What this task involves
Output the data below in full, byte for byte. Nothing may differ.

*-*-*

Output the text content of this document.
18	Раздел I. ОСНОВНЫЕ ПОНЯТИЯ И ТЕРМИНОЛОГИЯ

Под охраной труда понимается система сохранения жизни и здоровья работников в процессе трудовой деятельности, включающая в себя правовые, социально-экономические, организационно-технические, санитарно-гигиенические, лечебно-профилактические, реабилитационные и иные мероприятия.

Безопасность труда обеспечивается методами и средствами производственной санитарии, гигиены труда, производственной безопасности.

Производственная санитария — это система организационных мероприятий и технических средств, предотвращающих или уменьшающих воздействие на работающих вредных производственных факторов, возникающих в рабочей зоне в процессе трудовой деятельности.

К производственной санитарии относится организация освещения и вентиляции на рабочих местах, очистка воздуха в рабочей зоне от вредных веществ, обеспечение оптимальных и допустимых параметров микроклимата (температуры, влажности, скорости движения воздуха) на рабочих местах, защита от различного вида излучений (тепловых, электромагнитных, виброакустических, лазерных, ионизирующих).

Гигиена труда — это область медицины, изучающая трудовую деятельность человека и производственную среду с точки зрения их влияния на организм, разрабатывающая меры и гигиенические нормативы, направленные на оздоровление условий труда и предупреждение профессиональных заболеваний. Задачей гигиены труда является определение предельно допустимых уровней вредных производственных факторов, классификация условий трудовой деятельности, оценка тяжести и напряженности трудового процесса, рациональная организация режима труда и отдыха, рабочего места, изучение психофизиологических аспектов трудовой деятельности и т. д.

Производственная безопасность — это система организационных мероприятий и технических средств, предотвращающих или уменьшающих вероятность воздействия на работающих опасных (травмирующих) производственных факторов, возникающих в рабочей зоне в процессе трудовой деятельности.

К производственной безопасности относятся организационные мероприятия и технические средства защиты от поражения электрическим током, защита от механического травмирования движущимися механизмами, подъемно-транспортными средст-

*-*-*

Task solution
Output the text content of this document.
18	Раздел I. ОСНОВНЫЕ ПОНЯТИЯ И ТЕРМИНОЛОГИЯ

Под охраной труда понимается система сохранения жизни и здоровья работников в процессе трудовой деятельности, включающая в себя правовые, социально-экономические, организационно-технические, санитарно-гигиенические, лечебно-профилактические, реабилитационные и иные мероприятия.

Безопасность труда обеспечивается методами и средствами производственной санитарии, гигиены труда, производственной безопасности.

Производственная санитария — это система организационных мероприятий и технических средств, предотвращающих или уменьшающих воздействие на работающих вредных производственных факторов, возникающих в рабочей зоне в процессе трудовой деятельности.

К производственной санитарии относится организация освещения и вентиляции на рабочих местах, очистка воздуха в рабочей зоне от вредных веществ, обеспечение оптимальных и допустимых параметров микроклимата (температуры, влажности, скорости движения воздуха) на рабочих местах, защита от различного вида излучений (тепловых, электромагнитных, виброакустических, лазерных, ионизирующих).

Гигиена труда — это область медицины, изучающая трудовую деятельность человека и производственную среду с точки зрения их влияния на организм, разрабатывающая меры и гигиенические нормативы, направленные на оздоровление условий труда и предупреждение профессиональных заболеваний. Задачей гигиены труда является определение предельно допустимых уровней вредных производственных факторов, классификация условий трудовой деятельности, оценка тяжести и напряженности трудового процесса, рациональная организация режима труда и отдыха, рабочего места, изучение психофизиологических аспектов трудовой деятельности и т. д.

Производственная безопасность — это система организационных мероприятий и технических средств, предотвращающих или уменьшающих вероятность воздействия на работающих опасных (травмирующих) производственных факторов, возникающих в рабочей зоне в процессе трудовой деятельности.

К производственной безопасности относятся организационные мероприятия и технические средства защиты от поражения электрическим током, защита от механического травмирования движущимися механизмами, подъемно-транспортными средст-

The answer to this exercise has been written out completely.